Dataset excerpt:
┄┄┄┄┄┄┄┄┄┄┄┄┄┄┄┄┄┄┄┄

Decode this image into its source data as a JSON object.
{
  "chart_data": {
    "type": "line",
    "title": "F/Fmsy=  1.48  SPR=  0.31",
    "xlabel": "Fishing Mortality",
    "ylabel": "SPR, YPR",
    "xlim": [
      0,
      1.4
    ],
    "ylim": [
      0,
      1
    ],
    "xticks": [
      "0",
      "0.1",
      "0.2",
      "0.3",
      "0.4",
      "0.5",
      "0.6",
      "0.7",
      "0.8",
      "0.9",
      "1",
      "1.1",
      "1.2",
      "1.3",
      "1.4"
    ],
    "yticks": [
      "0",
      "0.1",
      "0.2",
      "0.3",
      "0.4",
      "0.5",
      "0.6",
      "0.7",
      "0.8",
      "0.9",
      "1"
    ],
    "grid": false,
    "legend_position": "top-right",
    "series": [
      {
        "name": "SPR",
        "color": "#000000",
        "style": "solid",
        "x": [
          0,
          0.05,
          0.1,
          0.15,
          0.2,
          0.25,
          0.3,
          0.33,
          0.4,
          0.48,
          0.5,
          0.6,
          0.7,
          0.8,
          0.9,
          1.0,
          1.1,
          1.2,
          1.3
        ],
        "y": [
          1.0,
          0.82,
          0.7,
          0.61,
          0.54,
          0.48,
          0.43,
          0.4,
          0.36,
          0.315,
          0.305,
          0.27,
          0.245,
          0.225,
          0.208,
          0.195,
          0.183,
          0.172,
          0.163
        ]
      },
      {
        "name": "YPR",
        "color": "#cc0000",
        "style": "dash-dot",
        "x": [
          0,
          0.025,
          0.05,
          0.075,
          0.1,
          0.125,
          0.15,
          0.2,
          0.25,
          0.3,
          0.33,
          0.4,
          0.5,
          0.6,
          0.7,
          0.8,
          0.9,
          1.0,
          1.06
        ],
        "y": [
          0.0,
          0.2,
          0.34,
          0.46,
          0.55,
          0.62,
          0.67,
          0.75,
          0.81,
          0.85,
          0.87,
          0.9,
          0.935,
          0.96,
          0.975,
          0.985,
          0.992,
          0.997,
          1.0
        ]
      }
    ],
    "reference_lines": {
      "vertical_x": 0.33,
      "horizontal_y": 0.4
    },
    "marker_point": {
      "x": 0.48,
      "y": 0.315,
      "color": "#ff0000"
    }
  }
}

┄┄┄┄┄┄┄┄┄┄┄┄┄┄┄┄┄┄┄┄

*Aim of the task*
Copy every line in the listing above where the string "color" turns up.

*Full answer*
        "color": "#000000",
        "color": "#cc0000",
      "color": "#ff0000"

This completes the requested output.